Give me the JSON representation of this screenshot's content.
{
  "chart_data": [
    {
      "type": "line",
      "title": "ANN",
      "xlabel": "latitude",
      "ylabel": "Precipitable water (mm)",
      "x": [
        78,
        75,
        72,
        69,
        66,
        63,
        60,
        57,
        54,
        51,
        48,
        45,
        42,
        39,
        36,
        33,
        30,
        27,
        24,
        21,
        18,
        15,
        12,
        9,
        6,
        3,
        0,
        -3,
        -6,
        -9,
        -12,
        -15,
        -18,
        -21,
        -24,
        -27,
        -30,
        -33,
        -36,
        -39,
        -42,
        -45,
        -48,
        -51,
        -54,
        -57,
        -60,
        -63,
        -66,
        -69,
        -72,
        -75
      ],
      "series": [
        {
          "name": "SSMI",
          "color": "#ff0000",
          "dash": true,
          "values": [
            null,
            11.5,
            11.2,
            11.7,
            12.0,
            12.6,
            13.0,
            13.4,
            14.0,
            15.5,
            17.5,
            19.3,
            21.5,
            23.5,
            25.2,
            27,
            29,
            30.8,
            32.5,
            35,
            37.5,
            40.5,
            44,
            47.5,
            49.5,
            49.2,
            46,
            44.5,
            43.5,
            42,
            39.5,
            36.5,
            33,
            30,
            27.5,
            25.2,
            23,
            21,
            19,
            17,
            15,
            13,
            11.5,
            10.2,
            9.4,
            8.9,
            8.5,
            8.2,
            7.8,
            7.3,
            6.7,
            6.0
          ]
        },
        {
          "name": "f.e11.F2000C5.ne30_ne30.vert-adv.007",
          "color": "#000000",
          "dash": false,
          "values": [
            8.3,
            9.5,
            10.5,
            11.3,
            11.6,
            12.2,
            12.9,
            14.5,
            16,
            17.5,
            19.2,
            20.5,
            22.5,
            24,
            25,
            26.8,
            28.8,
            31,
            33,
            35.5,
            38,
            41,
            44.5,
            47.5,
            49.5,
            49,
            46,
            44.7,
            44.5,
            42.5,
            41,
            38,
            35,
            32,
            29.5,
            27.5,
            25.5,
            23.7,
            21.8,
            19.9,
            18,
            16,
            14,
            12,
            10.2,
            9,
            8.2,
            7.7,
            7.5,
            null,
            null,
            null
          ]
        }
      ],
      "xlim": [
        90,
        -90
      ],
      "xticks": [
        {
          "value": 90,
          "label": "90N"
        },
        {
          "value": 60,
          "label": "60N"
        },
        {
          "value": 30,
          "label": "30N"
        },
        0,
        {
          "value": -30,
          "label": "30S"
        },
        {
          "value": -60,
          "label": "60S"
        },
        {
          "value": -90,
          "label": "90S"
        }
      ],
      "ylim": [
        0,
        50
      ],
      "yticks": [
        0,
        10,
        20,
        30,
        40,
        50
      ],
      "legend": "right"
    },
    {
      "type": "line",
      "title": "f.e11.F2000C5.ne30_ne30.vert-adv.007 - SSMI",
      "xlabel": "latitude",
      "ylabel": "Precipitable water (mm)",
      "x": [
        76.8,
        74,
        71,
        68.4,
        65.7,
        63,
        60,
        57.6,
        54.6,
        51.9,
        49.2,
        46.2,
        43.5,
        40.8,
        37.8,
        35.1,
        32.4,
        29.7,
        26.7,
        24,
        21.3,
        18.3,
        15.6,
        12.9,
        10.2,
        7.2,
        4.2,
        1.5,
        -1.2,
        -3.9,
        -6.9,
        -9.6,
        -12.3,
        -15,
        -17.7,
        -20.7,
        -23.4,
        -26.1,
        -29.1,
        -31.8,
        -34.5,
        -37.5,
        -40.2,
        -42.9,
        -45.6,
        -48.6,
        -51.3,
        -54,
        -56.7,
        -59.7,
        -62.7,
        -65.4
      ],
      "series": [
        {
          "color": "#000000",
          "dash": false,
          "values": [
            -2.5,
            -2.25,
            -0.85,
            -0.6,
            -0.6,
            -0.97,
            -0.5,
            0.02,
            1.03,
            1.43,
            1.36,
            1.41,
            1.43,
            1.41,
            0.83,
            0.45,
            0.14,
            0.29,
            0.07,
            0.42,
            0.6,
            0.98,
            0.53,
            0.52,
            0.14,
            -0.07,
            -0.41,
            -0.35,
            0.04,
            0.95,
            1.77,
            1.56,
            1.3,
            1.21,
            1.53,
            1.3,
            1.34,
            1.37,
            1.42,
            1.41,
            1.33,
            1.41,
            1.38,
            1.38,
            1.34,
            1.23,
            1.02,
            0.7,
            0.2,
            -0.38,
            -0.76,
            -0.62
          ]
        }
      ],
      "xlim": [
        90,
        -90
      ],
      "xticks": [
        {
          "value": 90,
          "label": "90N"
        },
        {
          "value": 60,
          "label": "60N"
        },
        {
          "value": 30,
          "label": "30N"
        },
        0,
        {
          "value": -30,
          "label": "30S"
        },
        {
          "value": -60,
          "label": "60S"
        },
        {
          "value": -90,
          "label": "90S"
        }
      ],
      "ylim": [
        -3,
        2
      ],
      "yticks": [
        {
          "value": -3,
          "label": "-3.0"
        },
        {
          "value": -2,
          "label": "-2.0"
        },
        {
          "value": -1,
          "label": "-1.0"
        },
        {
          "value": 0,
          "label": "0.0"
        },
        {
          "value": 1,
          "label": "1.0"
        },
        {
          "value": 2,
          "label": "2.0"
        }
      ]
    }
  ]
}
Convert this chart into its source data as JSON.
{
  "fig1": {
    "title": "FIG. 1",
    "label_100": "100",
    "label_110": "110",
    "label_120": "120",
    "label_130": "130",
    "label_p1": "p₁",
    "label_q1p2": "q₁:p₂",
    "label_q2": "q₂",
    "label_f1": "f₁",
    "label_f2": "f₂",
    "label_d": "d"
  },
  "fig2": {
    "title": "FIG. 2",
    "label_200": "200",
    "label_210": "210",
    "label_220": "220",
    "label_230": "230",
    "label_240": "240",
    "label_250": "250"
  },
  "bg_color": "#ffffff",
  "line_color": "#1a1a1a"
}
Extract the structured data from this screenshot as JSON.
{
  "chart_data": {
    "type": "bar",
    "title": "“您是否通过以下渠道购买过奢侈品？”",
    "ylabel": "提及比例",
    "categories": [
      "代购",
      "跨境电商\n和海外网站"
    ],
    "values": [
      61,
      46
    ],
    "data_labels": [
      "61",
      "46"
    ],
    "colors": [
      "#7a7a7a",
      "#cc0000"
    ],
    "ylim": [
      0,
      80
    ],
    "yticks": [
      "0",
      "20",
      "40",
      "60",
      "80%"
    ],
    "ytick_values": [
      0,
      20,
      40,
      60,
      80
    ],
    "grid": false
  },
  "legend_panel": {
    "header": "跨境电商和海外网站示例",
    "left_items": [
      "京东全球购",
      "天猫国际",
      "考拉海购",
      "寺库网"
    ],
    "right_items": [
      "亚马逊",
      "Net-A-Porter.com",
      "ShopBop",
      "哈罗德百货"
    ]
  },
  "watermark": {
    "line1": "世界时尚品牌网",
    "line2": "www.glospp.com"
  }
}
━━━━━━━━━━━━━━━━━━━━━━━━━━━━━━
Filter for "SSMI". Return all lines that hold it.

          "name": "SSMI",
      "title": "f.e11.F2000C5.ne30_ne30.vert-adv.007 - SSMI",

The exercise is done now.